▶ **GIVEN TASK**
Report how many lines contain the word "Jinhea", with no other text.

- - -

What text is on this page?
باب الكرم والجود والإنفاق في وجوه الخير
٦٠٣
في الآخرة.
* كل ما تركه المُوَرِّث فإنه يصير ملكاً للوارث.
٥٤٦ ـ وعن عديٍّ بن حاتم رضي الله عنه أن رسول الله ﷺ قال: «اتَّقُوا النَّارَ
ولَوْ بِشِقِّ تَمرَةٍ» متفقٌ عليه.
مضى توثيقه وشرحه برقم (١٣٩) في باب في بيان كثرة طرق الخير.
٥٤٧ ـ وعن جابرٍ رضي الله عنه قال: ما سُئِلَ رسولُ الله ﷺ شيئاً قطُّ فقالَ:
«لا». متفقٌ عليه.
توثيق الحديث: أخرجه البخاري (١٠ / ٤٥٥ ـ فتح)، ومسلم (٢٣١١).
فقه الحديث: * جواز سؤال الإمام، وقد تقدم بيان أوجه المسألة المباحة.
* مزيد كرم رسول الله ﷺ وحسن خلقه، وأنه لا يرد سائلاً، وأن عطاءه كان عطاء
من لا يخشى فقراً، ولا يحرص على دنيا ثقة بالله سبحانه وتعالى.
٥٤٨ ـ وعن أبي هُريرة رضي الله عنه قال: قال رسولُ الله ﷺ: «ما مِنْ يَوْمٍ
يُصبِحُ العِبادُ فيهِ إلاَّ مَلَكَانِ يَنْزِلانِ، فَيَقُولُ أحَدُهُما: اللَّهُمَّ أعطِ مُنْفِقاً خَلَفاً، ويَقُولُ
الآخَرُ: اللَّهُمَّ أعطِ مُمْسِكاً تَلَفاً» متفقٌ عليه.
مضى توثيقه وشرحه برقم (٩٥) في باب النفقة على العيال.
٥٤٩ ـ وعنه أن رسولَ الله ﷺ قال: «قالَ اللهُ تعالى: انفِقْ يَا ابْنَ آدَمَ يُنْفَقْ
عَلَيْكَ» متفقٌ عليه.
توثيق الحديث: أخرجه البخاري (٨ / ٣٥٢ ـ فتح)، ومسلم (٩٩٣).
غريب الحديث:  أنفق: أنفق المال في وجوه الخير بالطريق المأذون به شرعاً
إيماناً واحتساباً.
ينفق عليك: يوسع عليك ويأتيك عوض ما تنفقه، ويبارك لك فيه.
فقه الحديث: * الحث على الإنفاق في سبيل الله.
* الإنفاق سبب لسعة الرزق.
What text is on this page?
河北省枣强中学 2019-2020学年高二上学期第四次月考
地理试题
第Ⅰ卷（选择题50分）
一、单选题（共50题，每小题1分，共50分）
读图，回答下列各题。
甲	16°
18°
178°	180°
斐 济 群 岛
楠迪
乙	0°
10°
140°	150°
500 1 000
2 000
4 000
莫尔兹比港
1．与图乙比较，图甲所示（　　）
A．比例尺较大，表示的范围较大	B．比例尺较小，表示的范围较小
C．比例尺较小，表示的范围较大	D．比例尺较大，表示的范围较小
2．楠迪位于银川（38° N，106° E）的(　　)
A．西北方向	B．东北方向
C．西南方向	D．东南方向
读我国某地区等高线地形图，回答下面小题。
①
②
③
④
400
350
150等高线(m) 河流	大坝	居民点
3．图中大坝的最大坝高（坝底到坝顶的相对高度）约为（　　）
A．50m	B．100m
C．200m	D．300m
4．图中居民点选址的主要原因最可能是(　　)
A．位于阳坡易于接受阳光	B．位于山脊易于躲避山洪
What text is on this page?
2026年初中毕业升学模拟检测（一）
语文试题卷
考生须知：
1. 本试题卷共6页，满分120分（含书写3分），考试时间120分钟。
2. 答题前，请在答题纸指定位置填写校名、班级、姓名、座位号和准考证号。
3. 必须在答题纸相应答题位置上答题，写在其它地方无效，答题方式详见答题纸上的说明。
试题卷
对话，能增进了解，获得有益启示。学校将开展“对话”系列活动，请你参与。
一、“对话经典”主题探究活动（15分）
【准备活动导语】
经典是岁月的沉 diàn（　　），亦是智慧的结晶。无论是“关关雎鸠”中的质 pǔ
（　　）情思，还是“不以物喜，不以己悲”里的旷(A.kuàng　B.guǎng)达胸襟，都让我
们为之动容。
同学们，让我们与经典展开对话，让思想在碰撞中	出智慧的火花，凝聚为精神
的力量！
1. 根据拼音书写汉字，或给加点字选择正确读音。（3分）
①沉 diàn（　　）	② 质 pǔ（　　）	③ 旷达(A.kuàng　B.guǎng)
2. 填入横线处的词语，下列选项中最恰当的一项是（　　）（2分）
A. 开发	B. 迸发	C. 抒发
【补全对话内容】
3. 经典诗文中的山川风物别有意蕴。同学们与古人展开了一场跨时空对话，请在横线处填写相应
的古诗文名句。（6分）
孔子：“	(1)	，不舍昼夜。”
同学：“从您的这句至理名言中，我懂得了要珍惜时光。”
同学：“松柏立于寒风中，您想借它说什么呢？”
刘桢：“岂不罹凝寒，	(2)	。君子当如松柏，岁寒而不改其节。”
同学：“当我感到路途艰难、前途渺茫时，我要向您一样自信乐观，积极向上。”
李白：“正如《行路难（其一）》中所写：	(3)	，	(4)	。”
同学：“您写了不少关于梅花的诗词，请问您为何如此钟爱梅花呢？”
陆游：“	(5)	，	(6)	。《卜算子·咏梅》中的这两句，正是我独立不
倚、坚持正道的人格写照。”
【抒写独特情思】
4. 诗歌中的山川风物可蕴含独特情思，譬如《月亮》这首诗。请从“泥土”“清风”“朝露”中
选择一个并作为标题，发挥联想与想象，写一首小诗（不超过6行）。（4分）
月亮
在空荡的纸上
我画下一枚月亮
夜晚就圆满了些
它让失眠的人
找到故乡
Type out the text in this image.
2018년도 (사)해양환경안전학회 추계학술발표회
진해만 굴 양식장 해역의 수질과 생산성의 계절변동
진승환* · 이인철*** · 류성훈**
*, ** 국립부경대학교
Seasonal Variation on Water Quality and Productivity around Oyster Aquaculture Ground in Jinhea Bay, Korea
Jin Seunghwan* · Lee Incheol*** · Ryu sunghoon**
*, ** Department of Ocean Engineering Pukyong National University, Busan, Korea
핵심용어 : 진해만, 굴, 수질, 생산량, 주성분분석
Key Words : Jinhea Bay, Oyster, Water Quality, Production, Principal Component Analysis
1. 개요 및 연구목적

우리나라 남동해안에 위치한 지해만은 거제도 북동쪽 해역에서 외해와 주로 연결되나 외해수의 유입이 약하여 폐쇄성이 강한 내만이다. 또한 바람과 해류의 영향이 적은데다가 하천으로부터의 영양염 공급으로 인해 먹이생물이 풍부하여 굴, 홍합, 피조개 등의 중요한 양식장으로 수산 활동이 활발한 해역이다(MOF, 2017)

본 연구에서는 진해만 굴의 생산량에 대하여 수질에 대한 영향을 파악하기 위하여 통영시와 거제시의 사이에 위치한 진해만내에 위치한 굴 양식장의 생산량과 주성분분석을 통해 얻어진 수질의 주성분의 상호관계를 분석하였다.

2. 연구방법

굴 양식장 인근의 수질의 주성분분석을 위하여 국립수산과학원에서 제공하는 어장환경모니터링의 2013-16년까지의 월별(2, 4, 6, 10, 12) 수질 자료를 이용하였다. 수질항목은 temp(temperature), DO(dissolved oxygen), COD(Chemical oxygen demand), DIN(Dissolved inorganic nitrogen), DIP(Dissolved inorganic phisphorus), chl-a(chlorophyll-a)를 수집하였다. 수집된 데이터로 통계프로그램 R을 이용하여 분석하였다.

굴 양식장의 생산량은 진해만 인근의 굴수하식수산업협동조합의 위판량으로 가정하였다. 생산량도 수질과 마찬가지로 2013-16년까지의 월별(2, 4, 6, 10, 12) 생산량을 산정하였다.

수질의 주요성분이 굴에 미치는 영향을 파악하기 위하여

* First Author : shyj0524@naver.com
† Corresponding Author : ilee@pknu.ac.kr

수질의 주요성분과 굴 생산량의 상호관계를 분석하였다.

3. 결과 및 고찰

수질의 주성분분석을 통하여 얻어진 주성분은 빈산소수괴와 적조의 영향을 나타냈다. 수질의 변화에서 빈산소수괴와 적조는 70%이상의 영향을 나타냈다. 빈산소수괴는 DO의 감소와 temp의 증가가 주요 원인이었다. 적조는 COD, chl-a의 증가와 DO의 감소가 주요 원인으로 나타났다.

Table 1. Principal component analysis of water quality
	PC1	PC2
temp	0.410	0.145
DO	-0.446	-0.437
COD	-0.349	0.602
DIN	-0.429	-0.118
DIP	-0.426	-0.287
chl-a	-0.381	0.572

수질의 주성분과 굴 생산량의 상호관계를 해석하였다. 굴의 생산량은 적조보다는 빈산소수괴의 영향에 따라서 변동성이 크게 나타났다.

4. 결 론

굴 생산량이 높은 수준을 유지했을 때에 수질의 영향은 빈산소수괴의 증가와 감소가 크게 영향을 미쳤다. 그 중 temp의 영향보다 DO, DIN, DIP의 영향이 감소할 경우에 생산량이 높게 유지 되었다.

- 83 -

- - -

▶ **FULL SOLUTION**
2